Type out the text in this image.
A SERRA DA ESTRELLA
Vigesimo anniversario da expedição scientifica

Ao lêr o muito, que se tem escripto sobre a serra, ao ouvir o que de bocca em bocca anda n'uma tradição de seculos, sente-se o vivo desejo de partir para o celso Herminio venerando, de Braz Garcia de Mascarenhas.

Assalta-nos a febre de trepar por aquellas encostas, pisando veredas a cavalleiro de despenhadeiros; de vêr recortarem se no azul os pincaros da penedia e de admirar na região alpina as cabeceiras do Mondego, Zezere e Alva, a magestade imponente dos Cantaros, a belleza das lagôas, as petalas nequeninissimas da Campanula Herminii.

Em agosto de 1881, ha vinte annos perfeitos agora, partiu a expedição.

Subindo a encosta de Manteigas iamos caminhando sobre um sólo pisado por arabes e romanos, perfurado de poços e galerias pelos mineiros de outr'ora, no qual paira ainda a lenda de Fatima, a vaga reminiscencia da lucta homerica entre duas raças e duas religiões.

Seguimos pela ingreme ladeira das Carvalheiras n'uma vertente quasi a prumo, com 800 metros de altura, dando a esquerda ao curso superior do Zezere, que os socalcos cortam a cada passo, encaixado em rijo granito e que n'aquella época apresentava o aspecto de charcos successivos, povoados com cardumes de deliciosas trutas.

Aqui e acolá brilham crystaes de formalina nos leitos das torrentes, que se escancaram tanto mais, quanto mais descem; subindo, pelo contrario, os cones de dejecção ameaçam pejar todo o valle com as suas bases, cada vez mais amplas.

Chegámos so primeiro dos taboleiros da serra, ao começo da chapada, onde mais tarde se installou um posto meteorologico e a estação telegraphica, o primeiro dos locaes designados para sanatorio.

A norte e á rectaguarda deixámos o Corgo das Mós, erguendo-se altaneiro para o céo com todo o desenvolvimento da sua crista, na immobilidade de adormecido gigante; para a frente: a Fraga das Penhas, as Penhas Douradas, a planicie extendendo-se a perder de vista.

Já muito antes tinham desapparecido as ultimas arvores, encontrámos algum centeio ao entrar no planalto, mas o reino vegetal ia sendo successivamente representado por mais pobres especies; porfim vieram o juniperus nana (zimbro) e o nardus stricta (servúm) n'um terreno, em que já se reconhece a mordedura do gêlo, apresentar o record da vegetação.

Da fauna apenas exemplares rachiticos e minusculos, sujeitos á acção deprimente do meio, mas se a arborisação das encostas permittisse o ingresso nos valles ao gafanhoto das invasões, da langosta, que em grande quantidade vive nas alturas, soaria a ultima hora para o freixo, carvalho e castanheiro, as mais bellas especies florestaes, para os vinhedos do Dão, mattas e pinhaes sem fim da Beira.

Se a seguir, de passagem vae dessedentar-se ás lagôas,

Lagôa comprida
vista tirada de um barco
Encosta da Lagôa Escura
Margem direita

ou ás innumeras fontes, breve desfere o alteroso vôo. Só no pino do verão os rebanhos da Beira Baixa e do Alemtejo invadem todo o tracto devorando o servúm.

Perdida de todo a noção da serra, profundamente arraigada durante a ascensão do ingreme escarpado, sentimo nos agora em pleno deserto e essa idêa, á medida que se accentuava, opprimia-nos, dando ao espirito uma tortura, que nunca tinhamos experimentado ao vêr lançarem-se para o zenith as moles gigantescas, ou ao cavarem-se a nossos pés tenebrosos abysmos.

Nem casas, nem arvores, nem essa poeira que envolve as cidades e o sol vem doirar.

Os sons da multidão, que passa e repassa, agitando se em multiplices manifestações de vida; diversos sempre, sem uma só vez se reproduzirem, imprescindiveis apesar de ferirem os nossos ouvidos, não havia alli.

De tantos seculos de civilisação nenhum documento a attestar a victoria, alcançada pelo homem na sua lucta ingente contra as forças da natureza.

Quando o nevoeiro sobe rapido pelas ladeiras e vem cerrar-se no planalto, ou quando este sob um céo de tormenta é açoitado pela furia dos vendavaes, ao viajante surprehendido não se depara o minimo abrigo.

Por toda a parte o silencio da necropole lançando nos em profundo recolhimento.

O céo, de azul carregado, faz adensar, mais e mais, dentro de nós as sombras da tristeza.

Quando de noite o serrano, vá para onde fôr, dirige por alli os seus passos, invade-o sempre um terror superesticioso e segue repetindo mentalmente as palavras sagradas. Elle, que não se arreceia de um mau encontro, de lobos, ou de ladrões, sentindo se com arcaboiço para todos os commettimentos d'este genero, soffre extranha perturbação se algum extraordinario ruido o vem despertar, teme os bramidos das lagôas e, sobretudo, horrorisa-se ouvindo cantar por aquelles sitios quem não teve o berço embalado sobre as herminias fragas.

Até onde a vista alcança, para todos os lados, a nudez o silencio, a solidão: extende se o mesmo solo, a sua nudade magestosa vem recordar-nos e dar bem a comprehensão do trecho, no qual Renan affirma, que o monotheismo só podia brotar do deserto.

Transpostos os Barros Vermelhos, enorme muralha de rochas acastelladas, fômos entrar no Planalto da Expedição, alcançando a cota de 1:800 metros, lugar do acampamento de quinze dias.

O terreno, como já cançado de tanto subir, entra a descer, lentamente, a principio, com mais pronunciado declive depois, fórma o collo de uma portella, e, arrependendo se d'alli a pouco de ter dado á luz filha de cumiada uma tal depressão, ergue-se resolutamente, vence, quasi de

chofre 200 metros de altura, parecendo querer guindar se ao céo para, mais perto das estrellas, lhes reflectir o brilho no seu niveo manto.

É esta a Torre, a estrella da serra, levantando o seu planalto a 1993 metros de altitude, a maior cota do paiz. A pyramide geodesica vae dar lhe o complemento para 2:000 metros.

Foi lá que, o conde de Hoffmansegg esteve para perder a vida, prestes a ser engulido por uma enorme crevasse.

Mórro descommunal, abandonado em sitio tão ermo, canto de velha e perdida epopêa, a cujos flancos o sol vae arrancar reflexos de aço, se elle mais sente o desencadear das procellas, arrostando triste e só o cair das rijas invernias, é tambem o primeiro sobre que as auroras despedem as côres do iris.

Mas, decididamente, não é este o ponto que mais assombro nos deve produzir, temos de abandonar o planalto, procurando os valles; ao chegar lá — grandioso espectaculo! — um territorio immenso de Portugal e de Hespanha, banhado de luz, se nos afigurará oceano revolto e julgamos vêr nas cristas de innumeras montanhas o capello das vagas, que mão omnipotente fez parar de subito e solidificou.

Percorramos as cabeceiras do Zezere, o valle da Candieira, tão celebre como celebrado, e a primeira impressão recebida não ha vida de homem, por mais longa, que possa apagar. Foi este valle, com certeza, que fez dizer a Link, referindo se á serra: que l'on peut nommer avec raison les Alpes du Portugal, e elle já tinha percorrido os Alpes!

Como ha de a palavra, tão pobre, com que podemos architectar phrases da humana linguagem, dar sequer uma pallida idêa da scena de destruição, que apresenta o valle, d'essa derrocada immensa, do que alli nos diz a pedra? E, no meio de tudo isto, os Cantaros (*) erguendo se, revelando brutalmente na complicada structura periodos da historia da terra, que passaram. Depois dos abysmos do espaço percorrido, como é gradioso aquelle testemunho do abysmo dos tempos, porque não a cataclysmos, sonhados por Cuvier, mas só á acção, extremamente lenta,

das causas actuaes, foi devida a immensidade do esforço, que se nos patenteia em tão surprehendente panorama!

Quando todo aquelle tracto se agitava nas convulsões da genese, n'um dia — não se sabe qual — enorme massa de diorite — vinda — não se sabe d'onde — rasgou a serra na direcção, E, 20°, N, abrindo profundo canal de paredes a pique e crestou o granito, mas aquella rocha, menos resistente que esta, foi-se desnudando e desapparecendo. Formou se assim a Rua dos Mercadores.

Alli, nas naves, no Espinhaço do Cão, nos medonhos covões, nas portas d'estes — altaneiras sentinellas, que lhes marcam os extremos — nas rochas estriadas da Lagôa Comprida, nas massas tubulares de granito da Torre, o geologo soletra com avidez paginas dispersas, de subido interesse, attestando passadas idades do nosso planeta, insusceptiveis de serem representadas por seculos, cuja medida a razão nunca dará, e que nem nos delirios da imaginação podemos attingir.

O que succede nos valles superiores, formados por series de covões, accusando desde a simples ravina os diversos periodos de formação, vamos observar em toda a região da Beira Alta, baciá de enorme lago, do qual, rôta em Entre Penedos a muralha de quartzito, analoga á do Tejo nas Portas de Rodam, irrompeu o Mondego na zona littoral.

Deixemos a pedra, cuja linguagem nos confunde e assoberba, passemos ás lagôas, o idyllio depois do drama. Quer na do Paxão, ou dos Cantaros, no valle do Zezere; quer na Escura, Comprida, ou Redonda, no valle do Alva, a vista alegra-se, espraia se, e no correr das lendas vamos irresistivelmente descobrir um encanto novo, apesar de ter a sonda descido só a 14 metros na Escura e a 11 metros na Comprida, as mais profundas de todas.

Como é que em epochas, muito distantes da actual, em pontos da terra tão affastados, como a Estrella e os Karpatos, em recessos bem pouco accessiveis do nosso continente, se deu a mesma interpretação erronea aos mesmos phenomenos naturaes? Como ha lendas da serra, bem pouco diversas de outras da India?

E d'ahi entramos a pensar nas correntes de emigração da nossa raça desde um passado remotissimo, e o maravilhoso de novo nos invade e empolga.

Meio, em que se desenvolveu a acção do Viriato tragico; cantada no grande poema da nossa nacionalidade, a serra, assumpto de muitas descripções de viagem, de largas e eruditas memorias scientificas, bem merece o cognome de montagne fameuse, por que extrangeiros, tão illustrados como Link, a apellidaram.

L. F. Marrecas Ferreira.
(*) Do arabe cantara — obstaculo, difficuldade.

================================

#### [ASSIGNMENT]
Determine how many lines of the listing include the word "enorme" and report nothing but the number.

#### [OUTPUT FOR THIS EXERCISE]
4